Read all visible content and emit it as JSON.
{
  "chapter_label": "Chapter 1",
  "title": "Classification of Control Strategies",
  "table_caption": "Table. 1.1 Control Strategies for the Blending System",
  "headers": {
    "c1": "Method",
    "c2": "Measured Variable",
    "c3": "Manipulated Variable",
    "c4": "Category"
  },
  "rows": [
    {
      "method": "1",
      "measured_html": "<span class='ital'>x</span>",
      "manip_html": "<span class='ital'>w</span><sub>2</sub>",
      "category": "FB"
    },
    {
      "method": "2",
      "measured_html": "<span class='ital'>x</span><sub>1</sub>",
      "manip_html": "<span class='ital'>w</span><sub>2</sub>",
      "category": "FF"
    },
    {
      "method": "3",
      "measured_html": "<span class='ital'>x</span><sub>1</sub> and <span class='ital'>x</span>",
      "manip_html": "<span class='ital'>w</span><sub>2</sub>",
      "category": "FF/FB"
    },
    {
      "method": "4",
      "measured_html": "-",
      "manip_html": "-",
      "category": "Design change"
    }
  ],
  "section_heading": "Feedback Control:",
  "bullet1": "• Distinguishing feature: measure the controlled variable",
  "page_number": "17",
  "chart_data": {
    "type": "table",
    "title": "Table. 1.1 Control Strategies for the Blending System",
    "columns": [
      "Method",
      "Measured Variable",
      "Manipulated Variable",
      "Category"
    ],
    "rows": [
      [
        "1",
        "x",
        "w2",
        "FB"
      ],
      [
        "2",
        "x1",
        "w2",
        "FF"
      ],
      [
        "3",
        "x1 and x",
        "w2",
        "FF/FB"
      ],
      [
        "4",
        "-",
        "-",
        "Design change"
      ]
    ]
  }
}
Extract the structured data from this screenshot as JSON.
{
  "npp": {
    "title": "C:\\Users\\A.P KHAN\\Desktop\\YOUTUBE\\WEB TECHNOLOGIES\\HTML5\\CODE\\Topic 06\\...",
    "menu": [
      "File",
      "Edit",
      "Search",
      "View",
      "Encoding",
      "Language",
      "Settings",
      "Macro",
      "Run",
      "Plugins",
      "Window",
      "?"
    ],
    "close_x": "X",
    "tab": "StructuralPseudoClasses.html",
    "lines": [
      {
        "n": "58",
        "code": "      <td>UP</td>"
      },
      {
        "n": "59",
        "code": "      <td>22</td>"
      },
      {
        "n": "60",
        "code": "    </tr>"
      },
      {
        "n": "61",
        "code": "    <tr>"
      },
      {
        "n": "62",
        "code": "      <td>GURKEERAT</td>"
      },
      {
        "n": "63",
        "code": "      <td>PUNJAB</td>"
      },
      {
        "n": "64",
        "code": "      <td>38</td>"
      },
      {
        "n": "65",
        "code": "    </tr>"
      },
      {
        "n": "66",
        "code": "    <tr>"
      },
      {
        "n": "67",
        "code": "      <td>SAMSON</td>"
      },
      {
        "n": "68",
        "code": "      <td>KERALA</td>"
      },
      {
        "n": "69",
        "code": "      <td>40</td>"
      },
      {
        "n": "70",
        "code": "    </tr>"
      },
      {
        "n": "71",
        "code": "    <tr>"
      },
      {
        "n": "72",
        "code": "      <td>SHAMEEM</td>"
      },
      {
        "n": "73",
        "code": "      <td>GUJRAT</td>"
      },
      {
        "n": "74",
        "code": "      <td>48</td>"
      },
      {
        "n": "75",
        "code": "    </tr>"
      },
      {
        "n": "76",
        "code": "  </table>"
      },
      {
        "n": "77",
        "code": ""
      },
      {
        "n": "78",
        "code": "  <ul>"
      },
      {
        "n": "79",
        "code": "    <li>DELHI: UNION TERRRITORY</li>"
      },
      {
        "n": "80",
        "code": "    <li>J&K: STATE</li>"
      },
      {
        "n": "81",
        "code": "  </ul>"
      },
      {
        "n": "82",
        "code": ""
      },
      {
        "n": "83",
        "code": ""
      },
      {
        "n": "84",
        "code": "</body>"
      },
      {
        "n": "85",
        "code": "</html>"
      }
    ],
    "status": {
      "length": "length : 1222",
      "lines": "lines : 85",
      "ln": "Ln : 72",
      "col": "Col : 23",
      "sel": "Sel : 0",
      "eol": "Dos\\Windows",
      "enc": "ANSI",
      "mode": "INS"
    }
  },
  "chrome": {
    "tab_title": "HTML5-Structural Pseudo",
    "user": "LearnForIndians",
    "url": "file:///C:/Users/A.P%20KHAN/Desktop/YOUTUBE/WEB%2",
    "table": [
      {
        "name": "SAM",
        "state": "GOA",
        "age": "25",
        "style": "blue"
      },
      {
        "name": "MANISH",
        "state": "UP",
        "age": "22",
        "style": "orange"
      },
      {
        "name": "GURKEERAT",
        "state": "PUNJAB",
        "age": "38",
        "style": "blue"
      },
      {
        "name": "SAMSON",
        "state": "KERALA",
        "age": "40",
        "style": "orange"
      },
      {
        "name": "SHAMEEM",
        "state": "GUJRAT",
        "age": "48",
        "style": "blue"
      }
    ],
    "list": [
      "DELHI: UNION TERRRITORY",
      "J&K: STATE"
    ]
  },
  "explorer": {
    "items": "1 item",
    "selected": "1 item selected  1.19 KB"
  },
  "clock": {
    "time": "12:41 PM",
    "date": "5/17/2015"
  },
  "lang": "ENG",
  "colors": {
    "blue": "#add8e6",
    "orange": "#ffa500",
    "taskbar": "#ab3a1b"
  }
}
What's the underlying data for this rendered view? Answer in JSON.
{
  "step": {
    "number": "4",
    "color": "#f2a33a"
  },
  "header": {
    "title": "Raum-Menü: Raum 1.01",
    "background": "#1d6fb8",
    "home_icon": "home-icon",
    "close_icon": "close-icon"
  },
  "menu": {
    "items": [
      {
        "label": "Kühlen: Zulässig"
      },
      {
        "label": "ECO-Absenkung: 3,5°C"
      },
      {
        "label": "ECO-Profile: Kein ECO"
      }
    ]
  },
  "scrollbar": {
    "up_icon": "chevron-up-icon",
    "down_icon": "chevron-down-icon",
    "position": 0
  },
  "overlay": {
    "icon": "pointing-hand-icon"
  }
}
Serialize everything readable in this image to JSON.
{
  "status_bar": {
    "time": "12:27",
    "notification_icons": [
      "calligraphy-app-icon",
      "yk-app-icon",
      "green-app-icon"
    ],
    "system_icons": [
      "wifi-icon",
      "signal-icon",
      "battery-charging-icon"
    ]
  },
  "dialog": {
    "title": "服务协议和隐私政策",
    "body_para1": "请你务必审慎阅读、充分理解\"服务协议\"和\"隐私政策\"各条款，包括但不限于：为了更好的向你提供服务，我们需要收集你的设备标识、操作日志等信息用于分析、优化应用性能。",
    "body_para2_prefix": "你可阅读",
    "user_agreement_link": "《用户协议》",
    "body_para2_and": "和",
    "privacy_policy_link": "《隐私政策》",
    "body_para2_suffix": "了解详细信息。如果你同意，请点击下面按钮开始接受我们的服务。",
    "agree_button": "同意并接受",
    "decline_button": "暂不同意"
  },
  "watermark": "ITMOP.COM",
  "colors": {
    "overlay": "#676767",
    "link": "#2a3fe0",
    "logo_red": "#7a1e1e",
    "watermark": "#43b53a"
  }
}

--- --- ---

| Task requirements |
From the data above, extract every line in its exact form.

| Written answer |
Read all visible content and emit it as JSON.
{
  "chapter_label": "Chapter 1",
  "title": "Classification of Control Strategies",
  "table_caption": "Table. 1.1 Control Strategies for the Blending System",
  "headers": {
    "c1": "Method",
    "c2": "Measured Variable",
    "c3": "Manipulated Variable",
    "c4": "Category"
  },
  "rows": [
    {
      "method": "1",
      "measured_html": "<span class='ital'>x</span>",
      "manip_html": "<span class='ital'>w</span><sub>2</sub>",
      "category": "FB"
    },
    {
      "method": "2",
      "measured_html": "<span class='ital'>x</span><sub>1</sub>",
      "manip_html": "<span class='ital'>w</span><sub>2</sub>",
      "category": "FF"
    },
    {
      "method": "3",
      "measured_html": "<span class='ital'>x</span><sub>1</sub> and <span class='ital'>x</span>",
      "manip_html": "<span class='ital'>w</span><sub>2</sub>",
      "category": "FF/FB"
    },
    {
      "method": "4",
      "measured_html": "-",
      "manip_html": "-",
      "category": "Design change"
    }
  ],
  "section_heading": "Feedback Control:",
  "bullet1": "• Distinguishing feature: measure the controlled variable",
  "page_number": "17",
  "chart_data": {
    "type": "table",
    "title": "Table. 1.1 Control Strategies for the Blending System",
    "columns": [
      "Method",
      "Measured Variable",
      "Manipulated Variable",
      "Category"
    ],
    "rows": [
      [
        "1",
        "x",
        "w2",
        "FB"
      ],
      [
        "2",
        "x1",
        "w2",
        "FF"
      ],
      [
        "3",
        "x1 and x",
        "w2",
        "FF/FB"
      ],
      [
        "4",
        "-",
        "-",
        "Design change"
      ]
    ]
  }
}
Extract the structured data from this screenshot as JSON.
{
  "npp": {
    "title": "C:\\Users\\A.P KHAN\\Desktop\\YOUTUBE\\WEB TECHNOLOGIES\\HTML5\\CODE\\Topic 06\\...",
    "menu": [
      "File",
      "Edit",
      "Search",
      "View",
      "Encoding",
      "Language",
      "Settings",
      "Macro",
      "Run",
      "Plugins",
      "Window",
      "?"
    ],
    "close_x": "X",
    "tab": "StructuralPseudoClasses.html",
    "lines": [
      {
        "n": "58",
        "code": "      <td>UP</td>"
      },
      {
        "n": "59",
        "code": "      <td>22</td>"
      },
      {
        "n": "60",
        "code": "    </tr>"
      },
      {
        "n": "61",
        "code": "    <tr>"
      },
      {
        "n": "62",
        "code": "      <td>GURKEERAT</td>"
      },
      {
        "n": "63",
        "code": "      <td>PUNJAB</td>"
      },
      {
        "n": "64",
        "code": "      <td>38</td>"
      },
      {
        "n": "65",
        "code": "    </tr>"
      },
      {
        "n": "66",
        "code": "    <tr>"
      },
      {
        "n": "67",
        "code": "      <td>SAMSON</td>"
      },
      {
        "n": "68",
        "code": "      <td>KERALA</td>"
      },
      {
        "n": "69",
        "code": "      <td>40</td>"
      },
      {
        "n": "70",
        "code": "    </tr>"
      },
      {
        "n": "71",
        "code": "    <tr>"
      },
      {
        "n": "72",
        "code": "      <td>SHAMEEM</td>"
      },
      {
        "n": "73",
        "code": "      <td>GUJRAT</td>"
      },
      {
        "n": "74",
        "code": "      <td>48</td>"
      },
      {
        "n": "75",
        "code": "    </tr>"
      },
      {
        "n": "76",
        "code": "  </table>"
      },
      {
        "n": "77",
        "code": ""
      },
      {
        "n": "78",
        "code": "  <ul>"
      },
      {
        "n": "79",
        "code": "    <li>DELHI: UNION TERRRITORY</li>"
      },
      {
        "n": "80",
        "code": "    <li>J&K: STATE</li>"
      },
      {
        "n": "81",
        "code": "  </ul>"
      },
      {
        "n": "82",
        "code": ""
      },
      {
        "n": "83",
        "code": ""
      },
      {
        "n": "84",
        "code": "</body>"
      },
      {
        "n": "85",
        "code": "</html>"
      }
    ],
    "status": {
      "length": "length : 1222",
      "lines": "lines : 85",
      "ln": "Ln : 72",
      "col": "Col : 23",
      "sel": "Sel : 0",
      "eol": "Dos\\Windows",
      "enc": "ANSI",
      "mode": "INS"
    }
  },
  "chrome": {
    "tab_title": "HTML5-Structural Pseudo",
    "user": "LearnForIndians",
    "url": "file:///C:/Users/A.P%20KHAN/Desktop/YOUTUBE/WEB%2",
    "table": [
      {
        "name": "SAM",
        "state": "GOA",
        "age": "25",
        "style": "blue"
      },
      {
        "name": "MANISH",
        "state": "UP",
        "age": "22",
        "style": "orange"
      },
      {
        "name": "GURKEERAT",
        "state": "PUNJAB",
        "age": "38",
        "style": "blue"
      },
      {
        "name": "SAMSON",
        "state": "KERALA",
        "age": "40",
        "style": "orange"
      },
      {
        "name": "SHAMEEM",
        "state": "GUJRAT",
        "age": "48",
        "style": "blue"
      }
    ],
    "list": [
      "DELHI: UNION TERRRITORY",
      "J&K: STATE"
    ]
  },
  "explorer": {
    "items": "1 item",
    "selected": "1 item selected  1.19 KB"
  },
  "clock": {
    "time": "12:41 PM",
    "date": "5/17/2015"
  },
  "lang": "ENG",
  "colors": {
    "blue": "#add8e6",
    "orange": "#ffa500",
    "taskbar": "#ab3a1b"
  }
}
What's the underlying data for this rendered view? Answer in JSON.
{
  "step": {
    "number": "4",
    "color": "#f2a33a"
  },
  "header": {
    "title": "Raum-Menü: Raum 1.01",
    "background": "#1d6fb8",
    "home_icon": "home-icon",
    "close_icon": "close-icon"
  },
  "menu": {
    "items": [
      {
        "label": "Kühlen: Zulässig"
      },
      {
        "label": "ECO-Absenkung: 3,5°C"
      },
      {
        "label": "ECO-Profile: Kein ECO"
      }
    ]
  },
  "scrollbar": {
    "up_icon": "chevron-up-icon",
    "down_icon": "chevron-down-icon",
    "position": 0
  },
  "overlay": {
    "icon": "pointing-hand-icon"
  }
}
Serialize everything readable in this image to JSON.
{
  "status_bar": {
    "time": "12:27",
    "notification_icons": [
      "calligraphy-app-icon",
      "yk-app-icon",
      "green-app-icon"
    ],
    "system_icons": [
      "wifi-icon",
      "signal-icon",
      "battery-charging-icon"
    ]
  },
  "dialog": {
    "title": "服务协议和隐私政策",
    "body_para1": "请你务必审慎阅读、充分理解\"服务协议\"和\"隐私政策\"各条款，包括但不限于：为了更好的向你提供服务，我们需要收集你的设备标识、操作日志等信息用于分析、优化应用性能。",
    "body_para2_prefix": "你可阅读",
    "user_agreement_link": "《用户协议》",
    "body_para2_and": "和",
    "privacy_policy_link": "《隐私政策》",
    "body_para2_suffix": "了解详细信息。如果你同意，请点击下面按钮开始接受我们的服务。",
    "agree_button": "同意并接受",
    "decline_button": "暂不同意"
  },
  "watermark": "ITMOP.COM",
  "colors": {
    "overlay": "#676767",
    "link": "#2a3fe0",
    "logo_red": "#7a1e1e",
    "watermark": "#43b53a"
  }
}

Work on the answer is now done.